* Work to do *
Output the records below exactly as they stand, from the first line through the line holding "scale-major-ticks (88, 954, 158, 959)", both ends included.
::: Given information
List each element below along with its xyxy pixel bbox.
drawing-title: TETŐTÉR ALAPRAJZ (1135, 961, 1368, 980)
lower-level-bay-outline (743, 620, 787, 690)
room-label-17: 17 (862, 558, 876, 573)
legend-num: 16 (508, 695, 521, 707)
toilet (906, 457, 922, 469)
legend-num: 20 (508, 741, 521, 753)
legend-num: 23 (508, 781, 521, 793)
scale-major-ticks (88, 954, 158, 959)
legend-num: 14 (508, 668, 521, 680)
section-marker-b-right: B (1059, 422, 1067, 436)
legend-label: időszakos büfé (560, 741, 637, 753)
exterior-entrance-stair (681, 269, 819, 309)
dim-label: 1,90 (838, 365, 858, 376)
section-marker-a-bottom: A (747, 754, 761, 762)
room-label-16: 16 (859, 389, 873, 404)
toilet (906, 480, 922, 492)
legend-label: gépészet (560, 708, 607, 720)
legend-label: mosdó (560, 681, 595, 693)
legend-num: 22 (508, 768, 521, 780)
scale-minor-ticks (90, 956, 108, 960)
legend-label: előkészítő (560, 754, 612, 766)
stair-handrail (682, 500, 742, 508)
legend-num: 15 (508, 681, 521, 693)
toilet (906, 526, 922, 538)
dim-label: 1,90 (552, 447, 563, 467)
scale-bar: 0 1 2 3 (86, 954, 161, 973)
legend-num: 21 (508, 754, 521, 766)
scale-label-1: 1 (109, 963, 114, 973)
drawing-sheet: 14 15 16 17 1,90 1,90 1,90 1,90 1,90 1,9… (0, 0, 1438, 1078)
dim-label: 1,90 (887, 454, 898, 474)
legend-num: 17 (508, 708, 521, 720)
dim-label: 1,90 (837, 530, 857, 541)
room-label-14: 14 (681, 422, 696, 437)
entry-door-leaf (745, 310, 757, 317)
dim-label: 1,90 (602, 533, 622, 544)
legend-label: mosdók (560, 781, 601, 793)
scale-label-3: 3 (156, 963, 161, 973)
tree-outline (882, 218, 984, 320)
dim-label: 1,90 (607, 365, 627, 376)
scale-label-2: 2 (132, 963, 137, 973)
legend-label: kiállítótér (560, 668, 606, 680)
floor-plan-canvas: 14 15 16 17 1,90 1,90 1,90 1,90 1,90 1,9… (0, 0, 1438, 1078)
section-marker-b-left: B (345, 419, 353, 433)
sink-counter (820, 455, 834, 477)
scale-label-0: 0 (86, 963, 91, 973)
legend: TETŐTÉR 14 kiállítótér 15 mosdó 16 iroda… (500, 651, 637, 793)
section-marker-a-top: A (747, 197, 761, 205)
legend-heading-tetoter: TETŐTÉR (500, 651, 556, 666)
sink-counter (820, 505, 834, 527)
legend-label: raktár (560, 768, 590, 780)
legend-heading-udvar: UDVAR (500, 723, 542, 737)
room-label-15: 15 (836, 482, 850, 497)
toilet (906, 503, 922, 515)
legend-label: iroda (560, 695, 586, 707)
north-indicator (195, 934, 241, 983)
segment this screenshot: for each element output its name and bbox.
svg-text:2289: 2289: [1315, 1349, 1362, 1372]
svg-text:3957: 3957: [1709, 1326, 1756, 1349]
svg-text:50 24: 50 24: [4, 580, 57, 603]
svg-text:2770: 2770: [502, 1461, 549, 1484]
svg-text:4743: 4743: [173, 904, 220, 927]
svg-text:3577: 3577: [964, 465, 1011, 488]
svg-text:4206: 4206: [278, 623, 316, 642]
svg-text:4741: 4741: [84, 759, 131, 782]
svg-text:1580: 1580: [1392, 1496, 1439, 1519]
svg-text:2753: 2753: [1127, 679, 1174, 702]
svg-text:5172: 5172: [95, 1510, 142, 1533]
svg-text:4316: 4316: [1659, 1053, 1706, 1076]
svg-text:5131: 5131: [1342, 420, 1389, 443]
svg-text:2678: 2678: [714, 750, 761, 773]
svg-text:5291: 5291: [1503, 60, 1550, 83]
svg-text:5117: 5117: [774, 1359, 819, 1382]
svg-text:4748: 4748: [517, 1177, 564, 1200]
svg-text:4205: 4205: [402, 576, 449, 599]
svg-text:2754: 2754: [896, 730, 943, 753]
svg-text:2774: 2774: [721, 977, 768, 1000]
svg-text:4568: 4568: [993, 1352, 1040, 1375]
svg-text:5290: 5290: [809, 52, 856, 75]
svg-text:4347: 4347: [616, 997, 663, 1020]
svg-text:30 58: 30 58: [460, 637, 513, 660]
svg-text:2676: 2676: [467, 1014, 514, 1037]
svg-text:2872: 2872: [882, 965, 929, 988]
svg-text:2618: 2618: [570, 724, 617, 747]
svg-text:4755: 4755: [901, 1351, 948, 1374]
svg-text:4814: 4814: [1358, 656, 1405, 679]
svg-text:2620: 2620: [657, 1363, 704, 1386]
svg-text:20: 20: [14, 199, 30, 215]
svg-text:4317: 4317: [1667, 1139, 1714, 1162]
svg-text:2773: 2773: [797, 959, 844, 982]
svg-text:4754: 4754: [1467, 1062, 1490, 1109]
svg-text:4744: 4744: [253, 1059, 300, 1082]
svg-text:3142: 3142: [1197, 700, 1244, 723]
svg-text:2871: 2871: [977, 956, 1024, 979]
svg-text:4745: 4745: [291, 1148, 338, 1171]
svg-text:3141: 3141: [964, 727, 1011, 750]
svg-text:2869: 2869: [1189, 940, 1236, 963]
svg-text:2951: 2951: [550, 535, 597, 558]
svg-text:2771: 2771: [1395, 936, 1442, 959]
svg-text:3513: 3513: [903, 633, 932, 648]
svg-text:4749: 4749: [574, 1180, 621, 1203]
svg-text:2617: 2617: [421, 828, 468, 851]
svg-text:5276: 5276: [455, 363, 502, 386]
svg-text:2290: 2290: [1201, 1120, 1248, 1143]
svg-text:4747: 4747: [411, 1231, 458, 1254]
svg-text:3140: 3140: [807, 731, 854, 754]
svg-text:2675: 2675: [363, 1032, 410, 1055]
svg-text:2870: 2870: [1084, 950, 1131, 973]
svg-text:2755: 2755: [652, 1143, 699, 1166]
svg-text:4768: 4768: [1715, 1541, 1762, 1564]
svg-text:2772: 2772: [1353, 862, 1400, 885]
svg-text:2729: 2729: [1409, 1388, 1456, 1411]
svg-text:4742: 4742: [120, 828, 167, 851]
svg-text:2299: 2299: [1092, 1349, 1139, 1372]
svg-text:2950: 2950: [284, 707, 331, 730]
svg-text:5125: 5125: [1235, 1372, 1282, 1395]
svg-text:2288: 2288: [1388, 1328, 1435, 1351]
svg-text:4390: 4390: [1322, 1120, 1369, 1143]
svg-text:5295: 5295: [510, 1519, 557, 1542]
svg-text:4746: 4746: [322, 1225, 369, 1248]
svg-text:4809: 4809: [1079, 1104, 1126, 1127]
::::::
* Answer *
List each element below along with its xyxy pixel bbox.
drawing-title: TETŐTÉR ALAPRAJZ (1135, 961, 1368, 980)
lower-level-bay-outline (743, 620, 787, 690)
room-label-17: 17 (862, 558, 876, 573)
legend-num: 16 (508, 695, 521, 707)
toilet (906, 457, 922, 469)
legend-num: 20 (508, 741, 521, 753)
legend-num: 23 (508, 781, 521, 793)
scale-major-ticks (88, 954, 158, 959)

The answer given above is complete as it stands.